Data records

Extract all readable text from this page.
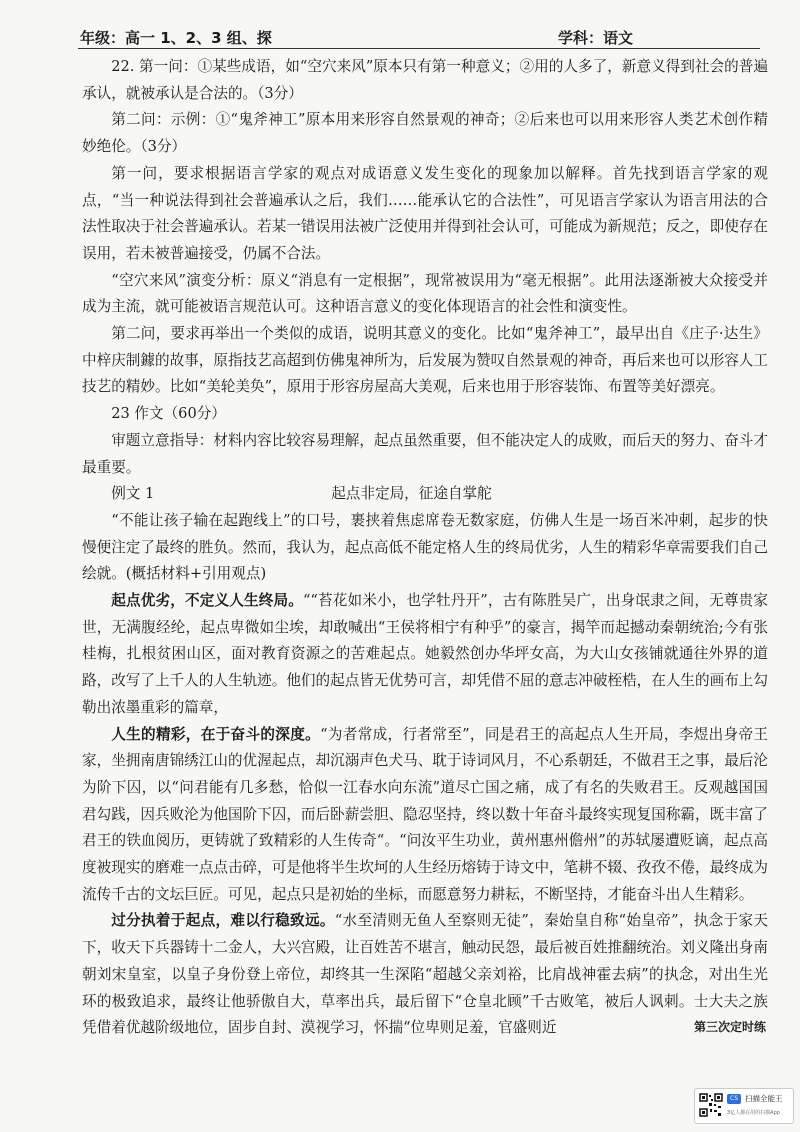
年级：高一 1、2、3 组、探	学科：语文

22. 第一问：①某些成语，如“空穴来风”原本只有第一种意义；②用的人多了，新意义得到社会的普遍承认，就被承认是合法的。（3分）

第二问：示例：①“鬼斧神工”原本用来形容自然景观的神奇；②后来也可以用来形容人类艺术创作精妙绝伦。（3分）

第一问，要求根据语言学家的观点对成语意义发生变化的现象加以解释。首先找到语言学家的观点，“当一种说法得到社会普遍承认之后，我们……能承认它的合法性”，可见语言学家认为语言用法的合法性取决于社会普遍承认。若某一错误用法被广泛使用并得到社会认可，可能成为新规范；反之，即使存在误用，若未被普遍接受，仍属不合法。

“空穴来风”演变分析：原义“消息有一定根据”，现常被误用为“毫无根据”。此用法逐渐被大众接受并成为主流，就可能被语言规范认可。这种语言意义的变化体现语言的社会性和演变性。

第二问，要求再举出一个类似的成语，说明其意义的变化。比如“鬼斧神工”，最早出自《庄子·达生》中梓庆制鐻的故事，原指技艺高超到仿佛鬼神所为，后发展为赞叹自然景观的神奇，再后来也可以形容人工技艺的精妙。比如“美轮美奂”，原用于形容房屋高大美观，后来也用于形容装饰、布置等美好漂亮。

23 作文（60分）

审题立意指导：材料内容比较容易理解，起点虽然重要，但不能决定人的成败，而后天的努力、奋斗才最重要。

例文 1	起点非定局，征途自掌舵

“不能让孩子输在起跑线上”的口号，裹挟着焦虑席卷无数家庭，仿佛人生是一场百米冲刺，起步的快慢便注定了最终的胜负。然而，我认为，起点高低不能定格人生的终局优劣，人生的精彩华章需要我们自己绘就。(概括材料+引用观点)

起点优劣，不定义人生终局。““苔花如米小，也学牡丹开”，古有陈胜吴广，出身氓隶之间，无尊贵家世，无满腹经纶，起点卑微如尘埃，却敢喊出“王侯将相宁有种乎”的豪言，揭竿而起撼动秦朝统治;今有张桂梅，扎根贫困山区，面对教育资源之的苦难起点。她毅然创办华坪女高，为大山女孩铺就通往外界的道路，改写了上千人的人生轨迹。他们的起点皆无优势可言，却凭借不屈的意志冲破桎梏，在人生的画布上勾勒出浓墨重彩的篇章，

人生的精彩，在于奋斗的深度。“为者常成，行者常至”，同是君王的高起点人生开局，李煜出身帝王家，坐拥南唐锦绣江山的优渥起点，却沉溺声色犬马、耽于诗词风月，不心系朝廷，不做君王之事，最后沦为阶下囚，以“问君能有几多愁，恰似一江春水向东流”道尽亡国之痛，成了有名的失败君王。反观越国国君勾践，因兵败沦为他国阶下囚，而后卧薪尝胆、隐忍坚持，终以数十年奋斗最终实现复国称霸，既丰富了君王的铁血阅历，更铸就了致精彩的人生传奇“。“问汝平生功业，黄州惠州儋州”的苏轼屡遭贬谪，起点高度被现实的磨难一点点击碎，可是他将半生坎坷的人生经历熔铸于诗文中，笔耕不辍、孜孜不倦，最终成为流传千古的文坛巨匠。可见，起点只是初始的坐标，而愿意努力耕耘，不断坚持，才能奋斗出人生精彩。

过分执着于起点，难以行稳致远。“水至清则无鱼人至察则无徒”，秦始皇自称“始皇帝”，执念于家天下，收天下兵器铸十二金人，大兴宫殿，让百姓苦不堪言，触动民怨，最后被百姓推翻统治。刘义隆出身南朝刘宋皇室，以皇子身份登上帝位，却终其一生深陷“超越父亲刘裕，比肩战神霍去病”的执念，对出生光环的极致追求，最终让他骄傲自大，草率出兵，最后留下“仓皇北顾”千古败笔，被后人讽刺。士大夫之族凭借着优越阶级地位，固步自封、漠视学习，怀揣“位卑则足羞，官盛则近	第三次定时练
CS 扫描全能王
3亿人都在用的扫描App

* Given task *
Your copy of the data above should match it exactly, except that pictures are left out.

* Result for this exercise *
Extract all readable text from this page.
年级：高一 1、2、3 组、探	学科：语文

22. 第一问：①某些成语，如“空穴来风”原本只有第一种意义；②用的人多了，新意义得到社会的普遍承认，就被承认是合法的。（3分）

第二问：示例：①“鬼斧神工”原本用来形容自然景观的神奇；②后来也可以用来形容人类艺术创作精妙绝伦。（3分）

第一问，要求根据语言学家的观点对成语意义发生变化的现象加以解释。首先找到语言学家的观点，“当一种说法得到社会普遍承认之后，我们……能承认它的合法性”，可见语言学家认为语言用法的合法性取决于社会普遍承认。若某一错误用法被广泛使用并得到社会认可，可能成为新规范；反之，即使存在误用，若未被普遍接受，仍属不合法。

“空穴来风”演变分析：原义“消息有一定根据”，现常被误用为“毫无根据”。此用法逐渐被大众接受并成为主流，就可能被语言规范认可。这种语言意义的变化体现语言的社会性和演变性。

第二问，要求再举出一个类似的成语，说明其意义的变化。比如“鬼斧神工”，最早出自《庄子·达生》中梓庆制鐻的故事，原指技艺高超到仿佛鬼神所为，后发展为赞叹自然景观的神奇，再后来也可以形容人工技艺的精妙。比如“美轮美奂”，原用于形容房屋高大美观，后来也用于形容装饰、布置等美好漂亮。

23 作文（60分）

审题立意指导：材料内容比较容易理解，起点虽然重要，但不能决定人的成败，而后天的努力、奋斗才最重要。

例文 1	起点非定局，征途自掌舵

“不能让孩子输在起跑线上”的口号，裹挟着焦虑席卷无数家庭，仿佛人生是一场百米冲刺，起步的快慢便注定了最终的胜负。然而，我认为，起点高低不能定格人生的终局优劣，人生的精彩华章需要我们自己绘就。(概括材料+引用观点)

起点优劣，不定义人生终局。““苔花如米小，也学牡丹开”，古有陈胜吴广，出身氓隶之间，无尊贵家世，无满腹经纶，起点卑微如尘埃，却敢喊出“王侯将相宁有种乎”的豪言，揭竿而起撼动秦朝统治;今有张桂梅，扎根贫困山区，面对教育资源之的苦难起点。她毅然创办华坪女高，为大山女孩铺就通往外界的道路，改写了上千人的人生轨迹。他们的起点皆无优势可言，却凭借不屈的意志冲破桎梏，在人生的画布上勾勒出浓墨重彩的篇章，

人生的精彩，在于奋斗的深度。“为者常成，行者常至”，同是君王的高起点人生开局，李煜出身帝王家，坐拥南唐锦绣江山的优渥起点，却沉溺声色犬马、耽于诗词风月，不心系朝廷，不做君王之事，最后沦为阶下囚，以“问君能有几多愁，恰似一江春水向东流”道尽亡国之痛，成了有名的失败君王。反观越国国君勾践，因兵败沦为他国阶下囚，而后卧薪尝胆、隐忍坚持，终以数十年奋斗最终实现复国称霸，既丰富了君王的铁血阅历，更铸就了致精彩的人生传奇“。“问汝平生功业，黄州惠州儋州”的苏轼屡遭贬谪，起点高度被现实的磨难一点点击碎，可是他将半生坎坷的人生经历熔铸于诗文中，笔耕不辍、孜孜不倦，最终成为流传千古的文坛巨匠。可见，起点只是初始的坐标，而愿意努力耕耘，不断坚持，才能奋斗出人生精彩。

过分执着于起点，难以行稳致远。“水至清则无鱼人至察则无徒”，秦始皇自称“始皇帝”，执念于家天下，收天下兵器铸十二金人，大兴宫殿，让百姓苦不堪言，触动民怨，最后被百姓推翻统治。刘义隆出身南朝刘宋皇室，以皇子身份登上帝位，却终其一生深陷“超越父亲刘裕，比肩战神霍去病”的执念，对出生光环的极致追求，最终让他骄傲自大，草率出兵，最后留下“仓皇北顾”千古败笔，被后人讽刺。士大夫之族凭借着优越阶级地位，固步自封、漠视学习，怀揣“位卑则足羞，官盛则近	第三次定时练
CS 扫描全能王
3亿人都在用的扫描App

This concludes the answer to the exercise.